##### Material supplied

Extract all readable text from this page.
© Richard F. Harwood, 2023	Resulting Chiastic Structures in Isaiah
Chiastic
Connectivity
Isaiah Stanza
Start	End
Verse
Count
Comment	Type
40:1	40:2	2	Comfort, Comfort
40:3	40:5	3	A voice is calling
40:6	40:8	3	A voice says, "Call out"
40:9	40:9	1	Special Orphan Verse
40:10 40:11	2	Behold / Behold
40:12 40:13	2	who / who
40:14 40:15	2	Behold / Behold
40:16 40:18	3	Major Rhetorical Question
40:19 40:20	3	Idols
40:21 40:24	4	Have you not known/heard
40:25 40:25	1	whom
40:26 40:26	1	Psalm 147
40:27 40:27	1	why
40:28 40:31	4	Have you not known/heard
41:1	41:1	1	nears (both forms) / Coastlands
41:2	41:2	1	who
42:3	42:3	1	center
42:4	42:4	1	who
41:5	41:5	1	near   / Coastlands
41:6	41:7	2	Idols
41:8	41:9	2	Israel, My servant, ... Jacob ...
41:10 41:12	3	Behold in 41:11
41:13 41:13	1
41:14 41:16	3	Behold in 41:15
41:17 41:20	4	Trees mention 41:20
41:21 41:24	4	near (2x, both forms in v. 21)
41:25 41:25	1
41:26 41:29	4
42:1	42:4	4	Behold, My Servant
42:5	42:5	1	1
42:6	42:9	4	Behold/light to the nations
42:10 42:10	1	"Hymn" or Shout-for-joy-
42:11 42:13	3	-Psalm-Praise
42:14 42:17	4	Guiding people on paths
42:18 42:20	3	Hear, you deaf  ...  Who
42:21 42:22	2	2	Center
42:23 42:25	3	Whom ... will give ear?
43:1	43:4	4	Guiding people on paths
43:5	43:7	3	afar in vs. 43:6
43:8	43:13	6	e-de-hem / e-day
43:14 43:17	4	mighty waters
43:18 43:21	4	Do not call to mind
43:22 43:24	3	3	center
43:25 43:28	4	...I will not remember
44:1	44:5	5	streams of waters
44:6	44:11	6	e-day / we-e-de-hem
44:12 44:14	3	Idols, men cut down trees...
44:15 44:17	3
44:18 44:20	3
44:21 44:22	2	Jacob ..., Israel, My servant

##########

* **Directive**
Find each line that has the word "people", then copy it out.

* **Task answer**
42:14 42:17	4	Guiding people on paths
43:1	43:4	4	Guiding people on paths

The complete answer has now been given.